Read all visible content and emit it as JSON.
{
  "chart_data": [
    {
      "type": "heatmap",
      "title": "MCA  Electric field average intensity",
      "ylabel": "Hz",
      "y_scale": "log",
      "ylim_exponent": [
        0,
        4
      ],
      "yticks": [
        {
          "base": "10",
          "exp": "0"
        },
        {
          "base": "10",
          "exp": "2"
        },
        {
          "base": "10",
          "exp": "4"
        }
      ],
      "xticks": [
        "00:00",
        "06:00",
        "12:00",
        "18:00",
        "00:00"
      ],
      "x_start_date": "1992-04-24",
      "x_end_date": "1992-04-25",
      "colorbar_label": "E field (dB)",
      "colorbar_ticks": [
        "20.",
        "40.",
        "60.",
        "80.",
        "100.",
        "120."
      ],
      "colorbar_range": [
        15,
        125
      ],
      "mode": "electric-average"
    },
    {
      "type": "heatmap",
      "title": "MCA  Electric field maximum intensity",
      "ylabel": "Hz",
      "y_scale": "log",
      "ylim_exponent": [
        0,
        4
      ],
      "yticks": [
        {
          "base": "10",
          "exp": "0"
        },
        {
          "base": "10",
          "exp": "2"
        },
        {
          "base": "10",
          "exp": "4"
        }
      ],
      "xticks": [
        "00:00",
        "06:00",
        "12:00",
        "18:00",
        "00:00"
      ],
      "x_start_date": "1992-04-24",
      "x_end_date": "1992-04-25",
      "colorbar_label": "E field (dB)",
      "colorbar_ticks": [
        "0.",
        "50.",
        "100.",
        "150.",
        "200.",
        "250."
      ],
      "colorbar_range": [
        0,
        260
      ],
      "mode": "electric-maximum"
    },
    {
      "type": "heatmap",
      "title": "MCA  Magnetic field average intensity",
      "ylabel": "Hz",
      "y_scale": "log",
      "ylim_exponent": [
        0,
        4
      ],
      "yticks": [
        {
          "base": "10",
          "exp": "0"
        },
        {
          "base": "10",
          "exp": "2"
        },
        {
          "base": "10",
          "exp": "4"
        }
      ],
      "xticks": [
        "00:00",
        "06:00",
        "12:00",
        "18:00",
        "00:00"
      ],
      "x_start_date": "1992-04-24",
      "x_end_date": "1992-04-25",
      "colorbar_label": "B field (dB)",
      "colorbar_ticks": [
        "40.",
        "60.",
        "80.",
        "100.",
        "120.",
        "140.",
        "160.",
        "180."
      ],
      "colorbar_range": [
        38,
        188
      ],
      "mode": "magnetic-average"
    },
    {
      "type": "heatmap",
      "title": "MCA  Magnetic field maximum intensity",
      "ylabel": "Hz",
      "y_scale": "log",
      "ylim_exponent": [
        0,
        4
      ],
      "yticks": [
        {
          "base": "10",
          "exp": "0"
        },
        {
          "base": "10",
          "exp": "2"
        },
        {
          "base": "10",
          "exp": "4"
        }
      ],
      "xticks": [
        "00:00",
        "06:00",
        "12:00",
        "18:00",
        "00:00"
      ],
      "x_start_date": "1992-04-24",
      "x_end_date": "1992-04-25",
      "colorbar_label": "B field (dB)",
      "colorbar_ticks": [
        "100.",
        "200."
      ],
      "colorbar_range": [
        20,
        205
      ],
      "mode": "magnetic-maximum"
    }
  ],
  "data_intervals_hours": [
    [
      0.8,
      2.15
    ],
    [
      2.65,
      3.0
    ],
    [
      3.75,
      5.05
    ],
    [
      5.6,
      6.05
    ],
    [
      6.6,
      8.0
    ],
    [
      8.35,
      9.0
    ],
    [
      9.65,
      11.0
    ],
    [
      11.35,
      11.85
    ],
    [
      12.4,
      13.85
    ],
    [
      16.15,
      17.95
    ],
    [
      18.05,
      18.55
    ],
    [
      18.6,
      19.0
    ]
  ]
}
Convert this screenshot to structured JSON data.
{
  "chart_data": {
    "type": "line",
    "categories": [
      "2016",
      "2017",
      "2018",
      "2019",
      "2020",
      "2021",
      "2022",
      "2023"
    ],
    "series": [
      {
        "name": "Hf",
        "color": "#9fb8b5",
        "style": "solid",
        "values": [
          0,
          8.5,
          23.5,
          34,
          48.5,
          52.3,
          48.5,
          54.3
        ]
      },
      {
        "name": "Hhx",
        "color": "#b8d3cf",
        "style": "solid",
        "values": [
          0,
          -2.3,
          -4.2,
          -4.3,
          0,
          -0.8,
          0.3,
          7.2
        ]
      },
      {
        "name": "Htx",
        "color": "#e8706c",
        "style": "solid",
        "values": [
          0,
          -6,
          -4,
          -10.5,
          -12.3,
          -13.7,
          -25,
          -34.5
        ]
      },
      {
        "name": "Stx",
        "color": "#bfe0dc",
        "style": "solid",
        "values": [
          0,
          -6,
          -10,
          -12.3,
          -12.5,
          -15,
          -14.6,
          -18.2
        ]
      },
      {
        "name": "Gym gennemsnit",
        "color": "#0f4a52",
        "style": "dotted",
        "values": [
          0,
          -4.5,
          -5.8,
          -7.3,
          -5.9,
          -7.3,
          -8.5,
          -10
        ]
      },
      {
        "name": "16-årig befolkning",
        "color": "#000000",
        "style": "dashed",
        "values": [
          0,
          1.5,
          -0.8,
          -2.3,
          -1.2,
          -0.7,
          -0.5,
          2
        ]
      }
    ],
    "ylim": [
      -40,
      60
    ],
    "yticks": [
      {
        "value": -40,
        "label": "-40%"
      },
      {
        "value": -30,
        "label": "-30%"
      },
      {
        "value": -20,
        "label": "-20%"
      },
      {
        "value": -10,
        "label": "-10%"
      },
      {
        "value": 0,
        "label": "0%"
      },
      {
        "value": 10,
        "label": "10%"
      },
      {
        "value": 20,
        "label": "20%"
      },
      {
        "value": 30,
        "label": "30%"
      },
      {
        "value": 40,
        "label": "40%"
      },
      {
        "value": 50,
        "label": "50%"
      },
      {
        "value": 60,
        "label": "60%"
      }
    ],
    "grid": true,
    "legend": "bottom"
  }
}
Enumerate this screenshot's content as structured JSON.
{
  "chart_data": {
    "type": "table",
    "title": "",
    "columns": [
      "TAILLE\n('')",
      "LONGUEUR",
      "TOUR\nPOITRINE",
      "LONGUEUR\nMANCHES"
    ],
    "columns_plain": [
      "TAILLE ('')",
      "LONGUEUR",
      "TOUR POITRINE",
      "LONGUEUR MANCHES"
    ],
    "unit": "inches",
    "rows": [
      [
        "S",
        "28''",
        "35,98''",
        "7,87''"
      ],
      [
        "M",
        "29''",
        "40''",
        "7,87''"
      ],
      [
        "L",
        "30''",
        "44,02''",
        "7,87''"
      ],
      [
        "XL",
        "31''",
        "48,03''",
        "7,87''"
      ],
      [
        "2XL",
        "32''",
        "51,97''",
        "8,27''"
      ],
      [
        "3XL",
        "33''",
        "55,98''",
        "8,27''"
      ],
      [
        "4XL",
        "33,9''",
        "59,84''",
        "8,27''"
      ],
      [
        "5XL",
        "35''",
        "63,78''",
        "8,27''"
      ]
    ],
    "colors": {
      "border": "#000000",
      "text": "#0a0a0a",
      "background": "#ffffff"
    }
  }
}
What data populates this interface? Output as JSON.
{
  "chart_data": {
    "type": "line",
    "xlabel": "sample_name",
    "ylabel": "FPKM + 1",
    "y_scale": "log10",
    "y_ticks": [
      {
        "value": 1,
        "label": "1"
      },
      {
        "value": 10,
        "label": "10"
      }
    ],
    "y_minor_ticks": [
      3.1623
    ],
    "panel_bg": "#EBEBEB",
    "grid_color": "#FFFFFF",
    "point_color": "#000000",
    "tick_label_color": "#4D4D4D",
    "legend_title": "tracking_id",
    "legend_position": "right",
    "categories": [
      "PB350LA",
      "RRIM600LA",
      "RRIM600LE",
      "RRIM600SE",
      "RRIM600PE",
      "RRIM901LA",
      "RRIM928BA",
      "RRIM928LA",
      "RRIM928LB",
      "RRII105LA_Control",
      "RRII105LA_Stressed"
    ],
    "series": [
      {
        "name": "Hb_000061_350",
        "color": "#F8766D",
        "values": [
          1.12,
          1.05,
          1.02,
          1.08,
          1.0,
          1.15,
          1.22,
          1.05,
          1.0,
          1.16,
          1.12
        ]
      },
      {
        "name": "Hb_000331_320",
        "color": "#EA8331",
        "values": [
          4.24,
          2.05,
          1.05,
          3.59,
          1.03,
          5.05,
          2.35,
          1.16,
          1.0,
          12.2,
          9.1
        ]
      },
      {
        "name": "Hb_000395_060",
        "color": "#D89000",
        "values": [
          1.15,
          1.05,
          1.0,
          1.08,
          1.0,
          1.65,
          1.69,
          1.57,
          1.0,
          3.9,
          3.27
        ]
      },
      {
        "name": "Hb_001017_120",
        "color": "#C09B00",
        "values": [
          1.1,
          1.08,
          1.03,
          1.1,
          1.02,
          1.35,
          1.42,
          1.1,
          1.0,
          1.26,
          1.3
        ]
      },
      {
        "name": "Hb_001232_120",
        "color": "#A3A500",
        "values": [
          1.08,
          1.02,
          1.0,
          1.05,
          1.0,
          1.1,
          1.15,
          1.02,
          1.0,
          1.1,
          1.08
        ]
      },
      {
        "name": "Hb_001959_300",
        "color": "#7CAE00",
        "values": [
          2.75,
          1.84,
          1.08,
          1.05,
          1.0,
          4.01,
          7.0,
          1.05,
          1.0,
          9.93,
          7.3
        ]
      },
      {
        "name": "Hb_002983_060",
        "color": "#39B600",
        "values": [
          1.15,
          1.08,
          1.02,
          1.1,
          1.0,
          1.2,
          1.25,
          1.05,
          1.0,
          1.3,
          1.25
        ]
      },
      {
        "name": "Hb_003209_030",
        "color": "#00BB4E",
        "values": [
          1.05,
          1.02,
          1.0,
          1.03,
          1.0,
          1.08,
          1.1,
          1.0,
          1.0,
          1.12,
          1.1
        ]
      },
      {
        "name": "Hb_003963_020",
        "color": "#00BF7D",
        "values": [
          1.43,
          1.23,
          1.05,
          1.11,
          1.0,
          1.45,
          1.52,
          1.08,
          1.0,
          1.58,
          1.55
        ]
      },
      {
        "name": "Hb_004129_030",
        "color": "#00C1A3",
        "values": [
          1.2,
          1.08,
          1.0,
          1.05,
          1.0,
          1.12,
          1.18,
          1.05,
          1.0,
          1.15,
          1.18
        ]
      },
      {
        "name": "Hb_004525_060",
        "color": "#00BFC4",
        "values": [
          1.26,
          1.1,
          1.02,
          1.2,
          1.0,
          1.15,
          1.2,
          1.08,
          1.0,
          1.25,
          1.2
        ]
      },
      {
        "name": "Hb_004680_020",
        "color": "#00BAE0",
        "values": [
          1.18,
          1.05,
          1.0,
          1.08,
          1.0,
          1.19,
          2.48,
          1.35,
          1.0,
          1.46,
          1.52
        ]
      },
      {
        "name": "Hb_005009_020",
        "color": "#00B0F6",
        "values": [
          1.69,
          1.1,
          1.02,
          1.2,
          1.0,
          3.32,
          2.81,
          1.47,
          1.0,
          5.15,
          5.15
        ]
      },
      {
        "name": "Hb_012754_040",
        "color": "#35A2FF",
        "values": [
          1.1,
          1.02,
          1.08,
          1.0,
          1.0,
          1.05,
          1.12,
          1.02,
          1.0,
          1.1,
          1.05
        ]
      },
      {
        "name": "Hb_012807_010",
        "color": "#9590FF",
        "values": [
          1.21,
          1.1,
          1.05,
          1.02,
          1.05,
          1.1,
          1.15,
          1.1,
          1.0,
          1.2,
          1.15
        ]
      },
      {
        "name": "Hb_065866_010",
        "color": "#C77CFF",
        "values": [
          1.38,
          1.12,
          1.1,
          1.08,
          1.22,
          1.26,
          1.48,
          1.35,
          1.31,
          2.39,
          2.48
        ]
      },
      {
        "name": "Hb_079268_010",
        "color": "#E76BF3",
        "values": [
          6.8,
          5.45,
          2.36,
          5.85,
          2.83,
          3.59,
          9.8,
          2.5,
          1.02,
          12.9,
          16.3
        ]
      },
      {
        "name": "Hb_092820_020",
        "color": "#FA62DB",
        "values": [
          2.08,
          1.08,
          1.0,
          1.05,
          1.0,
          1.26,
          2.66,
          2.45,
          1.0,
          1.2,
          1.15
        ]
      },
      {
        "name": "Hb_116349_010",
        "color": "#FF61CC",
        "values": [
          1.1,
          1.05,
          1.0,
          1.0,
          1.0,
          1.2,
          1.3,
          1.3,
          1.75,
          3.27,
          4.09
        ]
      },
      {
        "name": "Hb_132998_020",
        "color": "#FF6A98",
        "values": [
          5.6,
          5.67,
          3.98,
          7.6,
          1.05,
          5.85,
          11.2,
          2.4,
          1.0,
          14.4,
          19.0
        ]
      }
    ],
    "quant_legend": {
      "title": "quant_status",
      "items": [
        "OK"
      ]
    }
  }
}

## Do this
Look through the entries above and list every line containing "screenshot".

## Response
Convert this screenshot to structured JSON data.
Enumerate this screenshot's content as structured JSON.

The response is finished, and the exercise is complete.